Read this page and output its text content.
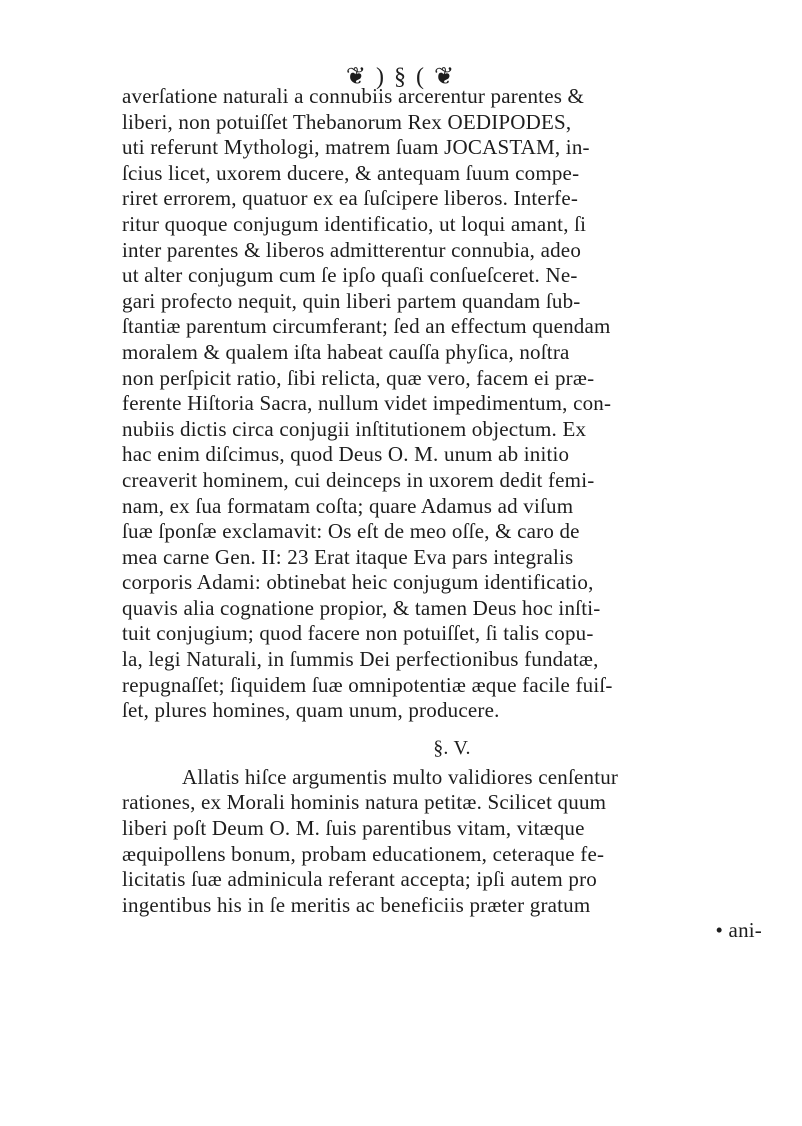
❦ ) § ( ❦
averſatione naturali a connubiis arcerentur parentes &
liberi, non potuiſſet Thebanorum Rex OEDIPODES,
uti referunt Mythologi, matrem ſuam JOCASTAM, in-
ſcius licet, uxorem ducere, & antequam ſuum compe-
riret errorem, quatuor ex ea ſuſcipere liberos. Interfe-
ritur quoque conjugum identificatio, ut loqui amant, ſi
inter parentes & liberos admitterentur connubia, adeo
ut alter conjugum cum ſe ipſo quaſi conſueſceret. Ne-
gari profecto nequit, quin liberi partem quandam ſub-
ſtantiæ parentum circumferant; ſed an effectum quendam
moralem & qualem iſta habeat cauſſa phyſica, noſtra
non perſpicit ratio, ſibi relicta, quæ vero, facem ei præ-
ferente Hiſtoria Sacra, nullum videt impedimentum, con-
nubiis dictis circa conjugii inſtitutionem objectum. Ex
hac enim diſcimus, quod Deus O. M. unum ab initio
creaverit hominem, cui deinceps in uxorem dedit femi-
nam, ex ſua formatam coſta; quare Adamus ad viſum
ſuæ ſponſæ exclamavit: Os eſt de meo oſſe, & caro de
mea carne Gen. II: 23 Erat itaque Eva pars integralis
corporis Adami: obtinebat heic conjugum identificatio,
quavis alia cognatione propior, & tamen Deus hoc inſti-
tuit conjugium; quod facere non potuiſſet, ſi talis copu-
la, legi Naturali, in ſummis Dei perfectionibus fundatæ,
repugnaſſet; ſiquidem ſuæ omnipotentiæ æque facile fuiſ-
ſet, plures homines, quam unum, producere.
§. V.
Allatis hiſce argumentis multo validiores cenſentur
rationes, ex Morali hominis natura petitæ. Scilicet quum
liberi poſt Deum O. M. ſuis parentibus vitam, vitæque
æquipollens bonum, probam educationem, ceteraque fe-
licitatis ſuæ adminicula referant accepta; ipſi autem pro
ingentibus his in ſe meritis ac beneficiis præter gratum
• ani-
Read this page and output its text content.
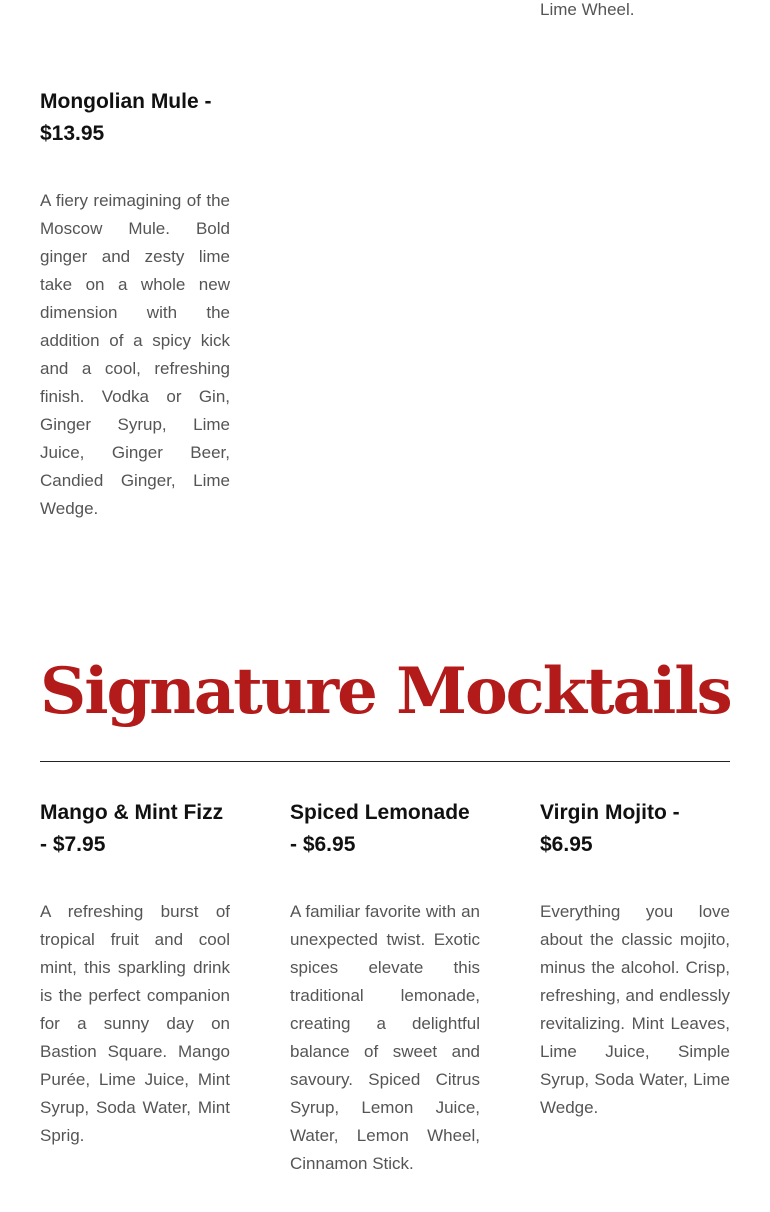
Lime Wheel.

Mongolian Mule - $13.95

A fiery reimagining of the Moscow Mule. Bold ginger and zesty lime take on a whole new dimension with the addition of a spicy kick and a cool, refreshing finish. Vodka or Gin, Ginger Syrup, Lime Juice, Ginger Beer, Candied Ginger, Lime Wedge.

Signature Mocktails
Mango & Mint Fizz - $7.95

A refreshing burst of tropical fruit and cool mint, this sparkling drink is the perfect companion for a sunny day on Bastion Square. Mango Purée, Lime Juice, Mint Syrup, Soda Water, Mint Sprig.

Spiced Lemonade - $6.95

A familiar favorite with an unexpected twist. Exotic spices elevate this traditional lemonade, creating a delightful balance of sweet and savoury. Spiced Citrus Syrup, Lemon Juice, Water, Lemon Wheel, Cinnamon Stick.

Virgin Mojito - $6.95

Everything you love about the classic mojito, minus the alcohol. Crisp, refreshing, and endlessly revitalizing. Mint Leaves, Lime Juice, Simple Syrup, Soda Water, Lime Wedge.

※

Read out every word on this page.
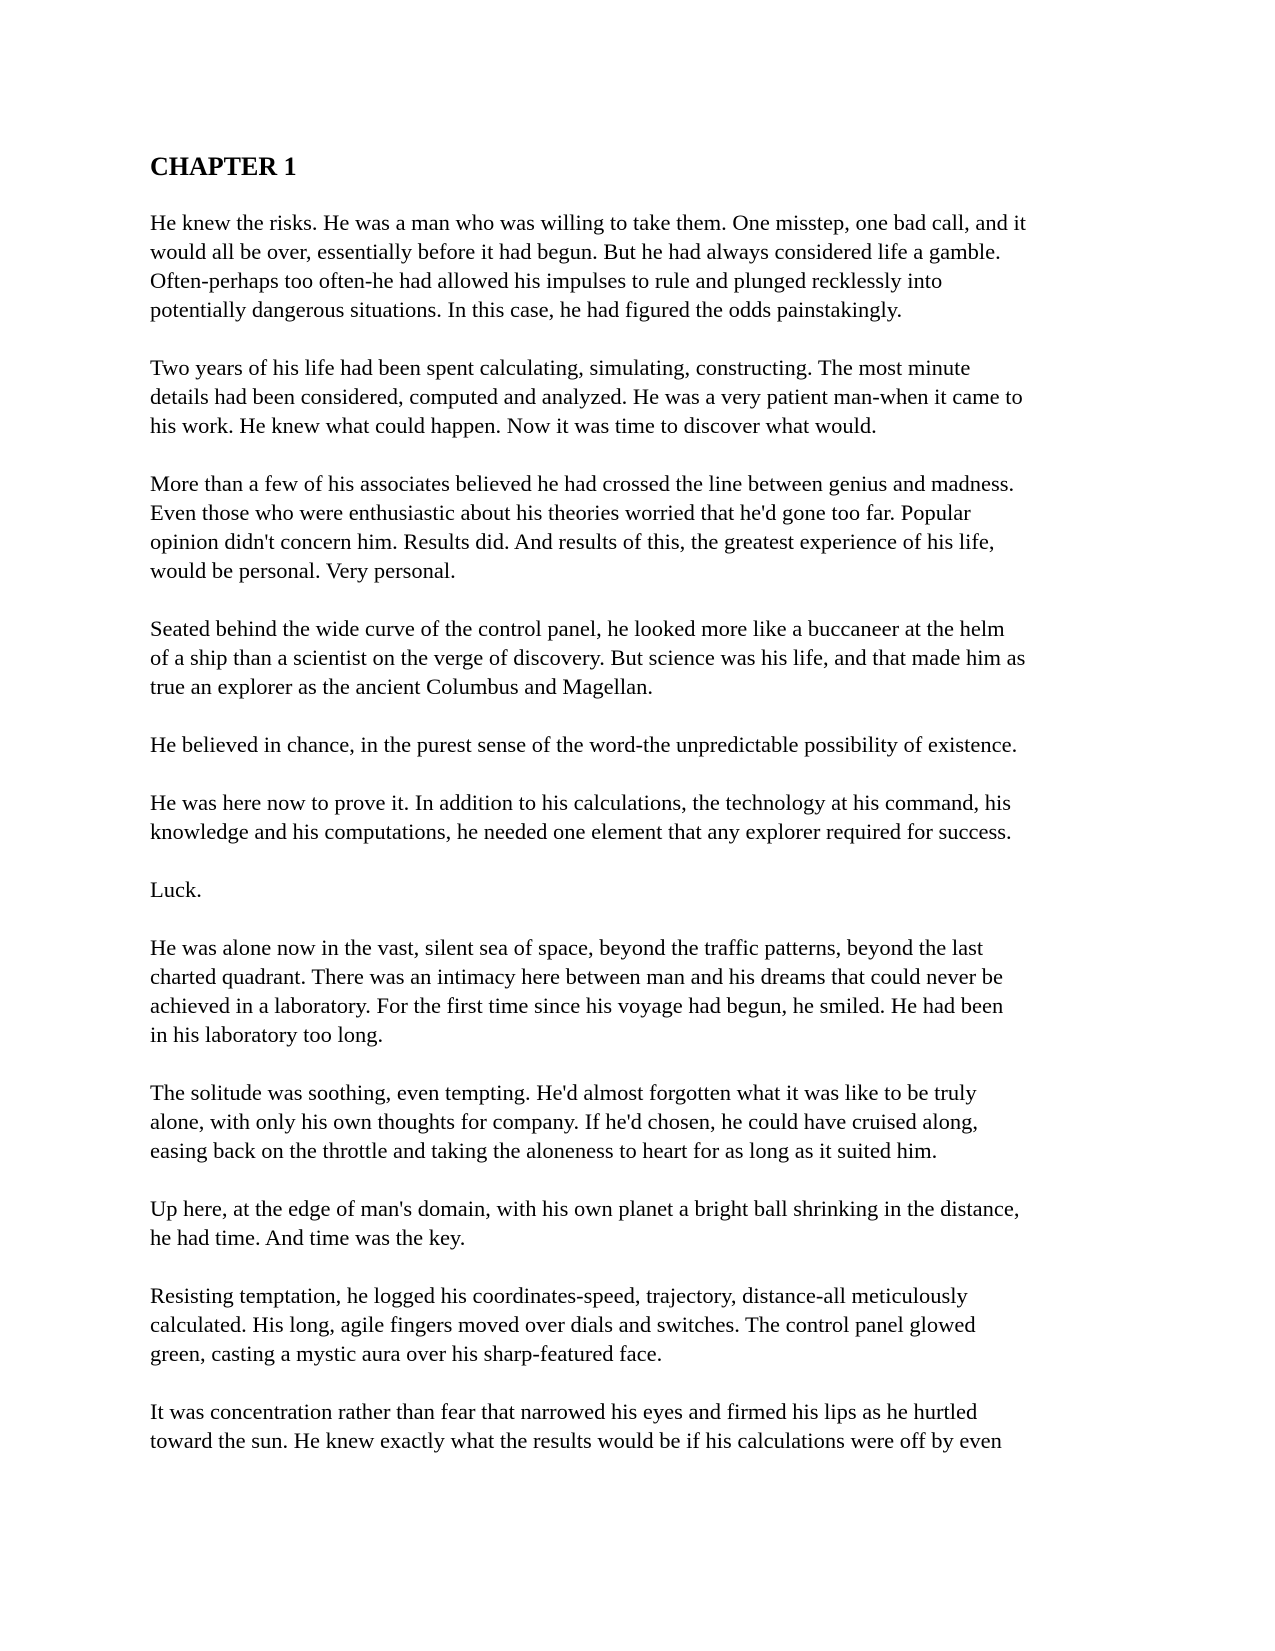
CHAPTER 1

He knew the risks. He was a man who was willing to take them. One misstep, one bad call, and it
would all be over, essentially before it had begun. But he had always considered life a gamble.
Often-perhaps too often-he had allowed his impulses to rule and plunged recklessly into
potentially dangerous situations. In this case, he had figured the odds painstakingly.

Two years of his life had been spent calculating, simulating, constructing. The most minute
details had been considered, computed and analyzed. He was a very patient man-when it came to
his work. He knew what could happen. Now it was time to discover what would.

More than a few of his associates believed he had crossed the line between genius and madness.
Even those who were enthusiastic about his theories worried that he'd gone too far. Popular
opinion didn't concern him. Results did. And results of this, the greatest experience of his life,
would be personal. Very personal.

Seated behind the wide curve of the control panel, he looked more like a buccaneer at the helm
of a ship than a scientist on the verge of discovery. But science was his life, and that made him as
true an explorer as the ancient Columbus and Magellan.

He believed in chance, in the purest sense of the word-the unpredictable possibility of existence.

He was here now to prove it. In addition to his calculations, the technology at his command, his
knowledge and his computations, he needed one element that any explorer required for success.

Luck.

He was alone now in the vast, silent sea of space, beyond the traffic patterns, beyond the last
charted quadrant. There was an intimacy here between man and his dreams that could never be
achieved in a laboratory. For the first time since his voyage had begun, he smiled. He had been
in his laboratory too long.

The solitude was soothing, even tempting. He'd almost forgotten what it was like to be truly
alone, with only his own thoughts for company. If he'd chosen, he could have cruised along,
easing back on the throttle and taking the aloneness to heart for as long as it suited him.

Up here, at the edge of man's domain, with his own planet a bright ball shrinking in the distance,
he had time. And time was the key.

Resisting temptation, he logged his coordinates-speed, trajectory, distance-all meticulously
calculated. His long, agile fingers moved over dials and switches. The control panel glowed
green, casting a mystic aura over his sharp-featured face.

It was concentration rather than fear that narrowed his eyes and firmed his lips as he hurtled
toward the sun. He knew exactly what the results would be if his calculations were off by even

※

▶ **TASK GOAL**
How many of the lines above hold the word "were"? Give only that number.

▶ **SOLVED EXERCISE**
2